DO THIS: Gather every line of the records that contains the string "bbox", copying each one in full. Matching is case-sensitive.

DATASET RECORDS:
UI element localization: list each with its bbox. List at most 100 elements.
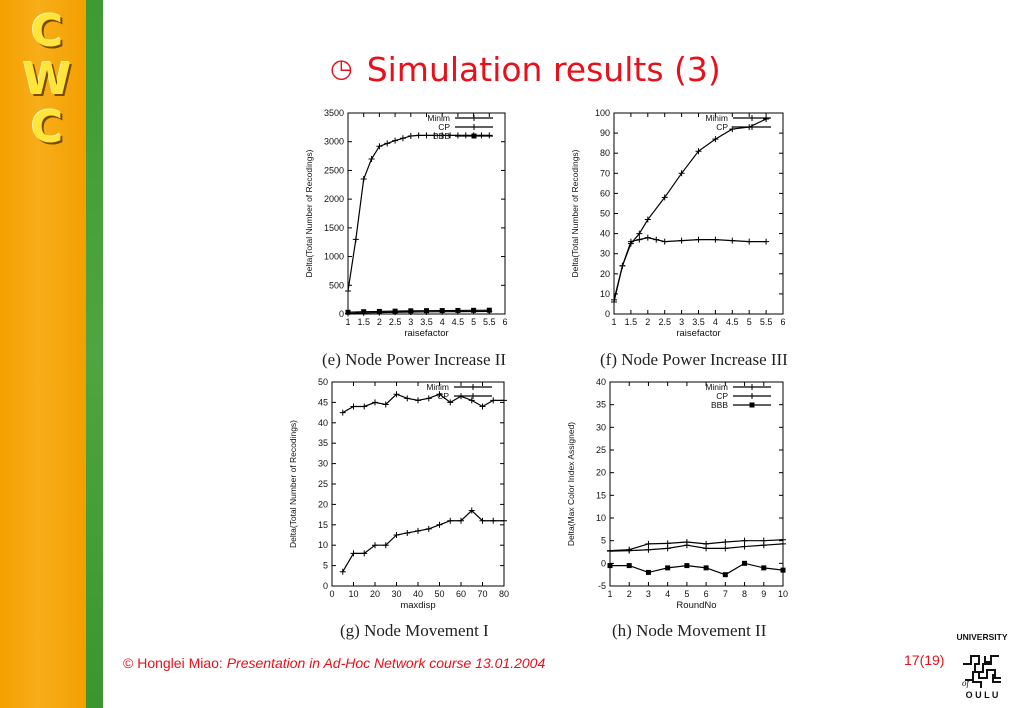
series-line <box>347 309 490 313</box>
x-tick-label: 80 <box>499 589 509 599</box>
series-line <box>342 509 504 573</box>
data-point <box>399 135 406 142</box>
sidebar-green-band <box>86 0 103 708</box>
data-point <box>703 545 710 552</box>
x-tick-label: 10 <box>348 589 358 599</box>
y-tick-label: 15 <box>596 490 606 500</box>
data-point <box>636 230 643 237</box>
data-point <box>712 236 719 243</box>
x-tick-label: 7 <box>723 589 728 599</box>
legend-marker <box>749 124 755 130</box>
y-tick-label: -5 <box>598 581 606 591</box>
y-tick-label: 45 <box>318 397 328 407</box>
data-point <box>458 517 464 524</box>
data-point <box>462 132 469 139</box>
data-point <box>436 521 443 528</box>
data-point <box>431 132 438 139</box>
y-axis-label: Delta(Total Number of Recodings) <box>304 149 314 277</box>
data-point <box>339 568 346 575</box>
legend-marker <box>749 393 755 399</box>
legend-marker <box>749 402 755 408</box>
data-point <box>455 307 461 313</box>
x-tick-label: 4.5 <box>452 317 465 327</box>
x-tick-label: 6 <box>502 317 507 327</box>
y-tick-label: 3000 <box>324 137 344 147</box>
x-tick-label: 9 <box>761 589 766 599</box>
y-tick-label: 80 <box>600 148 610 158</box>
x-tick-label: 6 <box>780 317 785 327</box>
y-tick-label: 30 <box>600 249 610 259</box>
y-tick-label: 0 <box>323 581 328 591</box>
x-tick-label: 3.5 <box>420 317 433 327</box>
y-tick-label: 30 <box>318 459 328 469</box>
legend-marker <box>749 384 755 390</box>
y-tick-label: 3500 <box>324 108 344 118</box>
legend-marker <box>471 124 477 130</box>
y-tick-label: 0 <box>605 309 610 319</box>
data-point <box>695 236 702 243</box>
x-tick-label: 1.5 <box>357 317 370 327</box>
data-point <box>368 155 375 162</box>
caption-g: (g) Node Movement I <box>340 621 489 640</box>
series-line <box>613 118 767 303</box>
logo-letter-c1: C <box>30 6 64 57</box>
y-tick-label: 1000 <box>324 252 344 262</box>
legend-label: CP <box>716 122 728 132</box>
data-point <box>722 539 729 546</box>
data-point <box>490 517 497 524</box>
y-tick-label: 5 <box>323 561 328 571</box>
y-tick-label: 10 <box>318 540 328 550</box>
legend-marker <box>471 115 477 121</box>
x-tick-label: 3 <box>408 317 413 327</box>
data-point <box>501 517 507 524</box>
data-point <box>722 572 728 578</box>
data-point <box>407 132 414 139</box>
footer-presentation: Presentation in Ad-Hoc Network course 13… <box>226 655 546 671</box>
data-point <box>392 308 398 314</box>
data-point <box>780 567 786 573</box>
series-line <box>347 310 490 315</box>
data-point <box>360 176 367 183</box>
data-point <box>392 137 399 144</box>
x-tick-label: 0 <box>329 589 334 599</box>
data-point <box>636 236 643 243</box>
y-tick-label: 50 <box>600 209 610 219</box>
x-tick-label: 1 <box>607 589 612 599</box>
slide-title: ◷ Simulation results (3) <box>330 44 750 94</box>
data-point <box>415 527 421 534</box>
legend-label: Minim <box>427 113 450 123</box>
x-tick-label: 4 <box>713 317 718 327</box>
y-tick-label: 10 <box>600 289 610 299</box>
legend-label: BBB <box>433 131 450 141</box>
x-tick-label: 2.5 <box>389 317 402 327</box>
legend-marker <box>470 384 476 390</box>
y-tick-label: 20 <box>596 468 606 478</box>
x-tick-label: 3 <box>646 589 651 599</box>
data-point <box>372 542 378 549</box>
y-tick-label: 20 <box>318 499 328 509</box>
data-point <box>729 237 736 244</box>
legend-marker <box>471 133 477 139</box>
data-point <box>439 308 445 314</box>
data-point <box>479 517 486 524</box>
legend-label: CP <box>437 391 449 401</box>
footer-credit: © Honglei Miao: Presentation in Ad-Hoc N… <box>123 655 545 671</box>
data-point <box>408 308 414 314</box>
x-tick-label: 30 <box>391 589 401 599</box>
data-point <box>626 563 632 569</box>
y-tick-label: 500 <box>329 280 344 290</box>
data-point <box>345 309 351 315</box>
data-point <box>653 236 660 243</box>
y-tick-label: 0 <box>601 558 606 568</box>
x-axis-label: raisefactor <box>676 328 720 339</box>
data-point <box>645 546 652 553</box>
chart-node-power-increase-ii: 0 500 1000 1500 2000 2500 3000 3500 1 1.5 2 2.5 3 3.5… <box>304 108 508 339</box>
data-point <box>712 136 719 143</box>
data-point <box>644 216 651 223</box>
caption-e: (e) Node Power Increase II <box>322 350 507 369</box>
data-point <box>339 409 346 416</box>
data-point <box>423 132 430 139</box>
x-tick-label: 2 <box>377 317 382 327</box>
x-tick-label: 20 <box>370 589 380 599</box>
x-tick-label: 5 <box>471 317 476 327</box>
...
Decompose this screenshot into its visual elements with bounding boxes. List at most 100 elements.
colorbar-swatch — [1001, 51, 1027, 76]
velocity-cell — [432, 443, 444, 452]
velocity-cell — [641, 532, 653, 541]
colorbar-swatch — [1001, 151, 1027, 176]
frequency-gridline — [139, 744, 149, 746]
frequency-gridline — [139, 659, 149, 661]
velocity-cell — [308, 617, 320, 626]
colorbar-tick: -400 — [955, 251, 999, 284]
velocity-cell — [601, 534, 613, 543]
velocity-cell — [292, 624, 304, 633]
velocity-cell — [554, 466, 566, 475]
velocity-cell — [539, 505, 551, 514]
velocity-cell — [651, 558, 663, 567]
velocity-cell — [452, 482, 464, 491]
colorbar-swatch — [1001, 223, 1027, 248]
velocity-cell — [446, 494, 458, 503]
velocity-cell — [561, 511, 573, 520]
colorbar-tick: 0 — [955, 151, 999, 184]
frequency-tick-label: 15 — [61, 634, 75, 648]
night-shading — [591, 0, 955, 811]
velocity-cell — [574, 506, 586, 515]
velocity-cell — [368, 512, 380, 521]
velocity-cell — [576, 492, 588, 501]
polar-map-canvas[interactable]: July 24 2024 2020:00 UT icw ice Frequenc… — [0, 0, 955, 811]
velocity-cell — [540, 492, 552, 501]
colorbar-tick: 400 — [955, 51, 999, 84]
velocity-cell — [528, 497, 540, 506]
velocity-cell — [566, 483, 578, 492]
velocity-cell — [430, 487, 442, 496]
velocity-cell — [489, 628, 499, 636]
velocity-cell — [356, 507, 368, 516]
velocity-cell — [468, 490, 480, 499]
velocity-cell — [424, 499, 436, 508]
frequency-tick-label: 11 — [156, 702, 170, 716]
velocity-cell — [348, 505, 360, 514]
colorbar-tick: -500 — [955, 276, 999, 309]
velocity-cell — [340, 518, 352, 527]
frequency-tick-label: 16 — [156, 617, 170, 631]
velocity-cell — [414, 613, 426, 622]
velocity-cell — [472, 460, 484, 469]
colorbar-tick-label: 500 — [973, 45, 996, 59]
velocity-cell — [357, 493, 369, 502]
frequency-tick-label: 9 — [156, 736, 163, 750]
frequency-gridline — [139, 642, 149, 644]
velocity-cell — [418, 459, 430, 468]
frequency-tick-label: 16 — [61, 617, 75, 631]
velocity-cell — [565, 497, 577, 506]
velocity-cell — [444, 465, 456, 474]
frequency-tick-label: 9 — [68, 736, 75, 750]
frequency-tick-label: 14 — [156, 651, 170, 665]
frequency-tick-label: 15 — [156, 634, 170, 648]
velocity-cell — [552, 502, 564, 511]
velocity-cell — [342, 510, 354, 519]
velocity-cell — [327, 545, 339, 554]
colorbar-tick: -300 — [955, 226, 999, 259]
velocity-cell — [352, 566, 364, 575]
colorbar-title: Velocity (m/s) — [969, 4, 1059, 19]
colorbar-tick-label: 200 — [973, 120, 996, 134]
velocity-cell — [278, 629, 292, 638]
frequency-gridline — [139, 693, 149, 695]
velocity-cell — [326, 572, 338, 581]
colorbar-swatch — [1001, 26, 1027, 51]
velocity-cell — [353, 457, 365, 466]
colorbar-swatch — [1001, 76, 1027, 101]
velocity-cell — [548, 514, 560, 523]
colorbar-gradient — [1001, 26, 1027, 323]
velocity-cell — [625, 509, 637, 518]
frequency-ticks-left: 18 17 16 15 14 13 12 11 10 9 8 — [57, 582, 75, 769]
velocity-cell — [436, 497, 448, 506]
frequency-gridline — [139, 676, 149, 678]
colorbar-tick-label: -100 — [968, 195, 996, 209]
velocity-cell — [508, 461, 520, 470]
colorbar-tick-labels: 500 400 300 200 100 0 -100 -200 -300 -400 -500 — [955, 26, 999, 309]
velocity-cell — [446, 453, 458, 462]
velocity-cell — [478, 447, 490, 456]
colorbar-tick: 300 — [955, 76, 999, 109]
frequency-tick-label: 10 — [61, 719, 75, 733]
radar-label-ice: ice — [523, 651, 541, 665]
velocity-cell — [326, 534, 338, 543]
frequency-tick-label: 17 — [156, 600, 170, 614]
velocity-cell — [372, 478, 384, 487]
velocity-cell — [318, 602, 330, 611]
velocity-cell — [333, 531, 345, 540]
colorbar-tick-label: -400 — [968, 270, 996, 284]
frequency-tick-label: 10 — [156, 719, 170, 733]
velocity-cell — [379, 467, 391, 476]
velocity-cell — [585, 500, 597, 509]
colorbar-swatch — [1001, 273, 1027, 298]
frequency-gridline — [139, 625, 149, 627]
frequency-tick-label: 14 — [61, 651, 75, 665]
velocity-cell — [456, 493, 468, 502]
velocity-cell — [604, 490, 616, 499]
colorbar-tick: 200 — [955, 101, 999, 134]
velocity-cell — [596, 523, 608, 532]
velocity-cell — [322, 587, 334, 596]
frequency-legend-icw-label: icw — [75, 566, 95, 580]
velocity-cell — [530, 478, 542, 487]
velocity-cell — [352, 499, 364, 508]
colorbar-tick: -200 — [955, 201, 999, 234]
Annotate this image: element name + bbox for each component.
--
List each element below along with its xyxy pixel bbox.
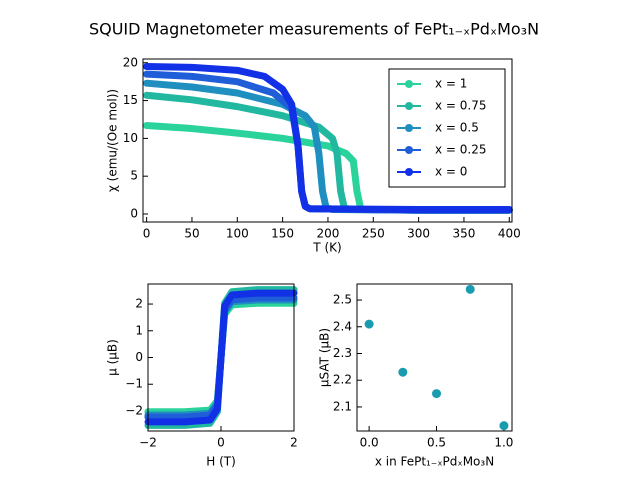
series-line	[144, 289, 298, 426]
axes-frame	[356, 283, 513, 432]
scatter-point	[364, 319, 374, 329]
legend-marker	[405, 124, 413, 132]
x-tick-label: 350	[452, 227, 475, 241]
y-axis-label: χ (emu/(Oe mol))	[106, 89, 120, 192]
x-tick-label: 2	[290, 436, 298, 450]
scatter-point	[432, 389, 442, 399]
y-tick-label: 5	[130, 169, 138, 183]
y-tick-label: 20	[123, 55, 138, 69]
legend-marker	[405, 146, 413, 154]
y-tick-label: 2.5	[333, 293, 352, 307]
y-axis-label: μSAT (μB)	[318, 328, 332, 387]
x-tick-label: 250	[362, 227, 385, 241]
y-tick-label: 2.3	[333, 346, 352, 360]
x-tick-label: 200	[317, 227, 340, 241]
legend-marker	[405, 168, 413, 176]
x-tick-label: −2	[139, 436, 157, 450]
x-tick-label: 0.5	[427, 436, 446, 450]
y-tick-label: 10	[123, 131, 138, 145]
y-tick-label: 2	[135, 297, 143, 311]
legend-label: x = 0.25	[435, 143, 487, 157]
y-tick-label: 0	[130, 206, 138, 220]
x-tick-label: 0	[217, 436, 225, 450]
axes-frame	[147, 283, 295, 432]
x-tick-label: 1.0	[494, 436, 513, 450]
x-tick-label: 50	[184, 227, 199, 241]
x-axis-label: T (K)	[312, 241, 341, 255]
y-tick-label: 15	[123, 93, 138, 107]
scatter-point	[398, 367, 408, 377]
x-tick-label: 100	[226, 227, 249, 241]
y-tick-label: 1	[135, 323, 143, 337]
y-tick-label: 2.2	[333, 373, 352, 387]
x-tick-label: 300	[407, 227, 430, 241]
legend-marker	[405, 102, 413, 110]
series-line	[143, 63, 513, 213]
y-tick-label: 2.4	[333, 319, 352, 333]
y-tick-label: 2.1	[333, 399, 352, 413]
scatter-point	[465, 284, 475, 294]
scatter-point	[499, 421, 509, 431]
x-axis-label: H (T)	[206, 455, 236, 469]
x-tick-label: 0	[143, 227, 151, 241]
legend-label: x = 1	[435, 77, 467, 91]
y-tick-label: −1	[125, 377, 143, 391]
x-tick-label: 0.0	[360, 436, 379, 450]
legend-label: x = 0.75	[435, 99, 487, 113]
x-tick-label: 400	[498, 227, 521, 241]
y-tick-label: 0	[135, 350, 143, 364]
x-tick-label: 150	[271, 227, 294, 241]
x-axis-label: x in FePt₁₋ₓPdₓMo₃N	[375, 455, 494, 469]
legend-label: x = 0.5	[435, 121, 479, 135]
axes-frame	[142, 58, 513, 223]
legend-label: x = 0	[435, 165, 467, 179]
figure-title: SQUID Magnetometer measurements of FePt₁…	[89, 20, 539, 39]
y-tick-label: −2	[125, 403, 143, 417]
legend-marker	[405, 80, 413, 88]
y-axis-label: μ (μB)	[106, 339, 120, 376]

WRITTEN RESPONSE:
UI element localization: list each with its bbox. List at most 100 elements.
Annotate this image: element name + bbox for each component.
List each element below along with its xyxy pixel bbox.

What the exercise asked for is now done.